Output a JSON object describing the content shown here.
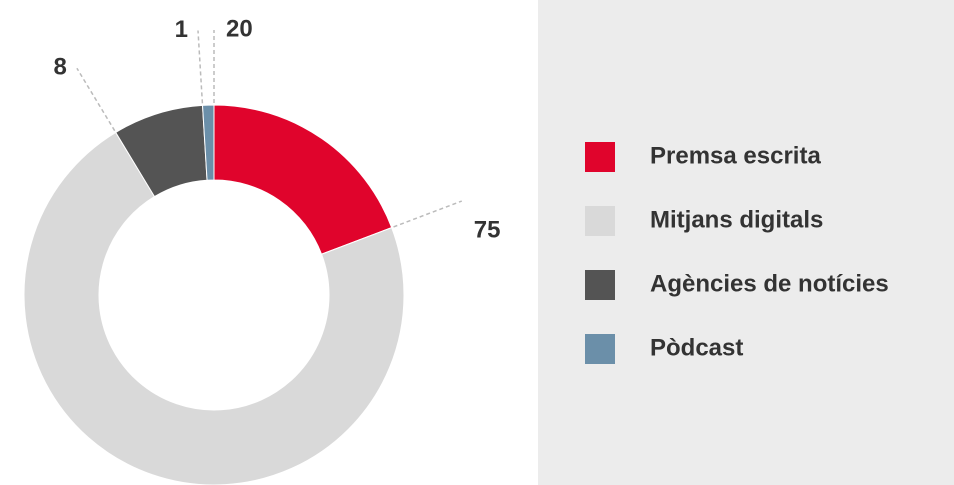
{
  "chart_data": {
    "type": "donut",
    "categories": [
      "Premsa escrita",
      "Mitjans digitals",
      "Agències de notícies",
      "Pòdcast"
    ],
    "values": [
      20,
      75,
      8,
      1
    ],
    "colors": [
      "#e0042c",
      "#d9d9d9",
      "#545454",
      "#6b8fa9"
    ],
    "legend": "right"
  }
}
※
## [Your objective]
Are you able to set down all the lines above exactly, without any pictures?

## [Response to the exercise]
Output a JSON object describing the content shown here.
{
  "chart_data": {
    "type": "donut",
    "categories": [
      "Premsa escrita",
      "Mitjans digitals",
      "Agències de notícies",
      "Pòdcast"
    ],
    "values": [
      20,
      75,
      8,
      1
    ],
    "colors": [
      "#e0042c",
      "#d9d9d9",
      "#545454",
      "#6b8fa9"
    ],
    "legend": "right"
  }
}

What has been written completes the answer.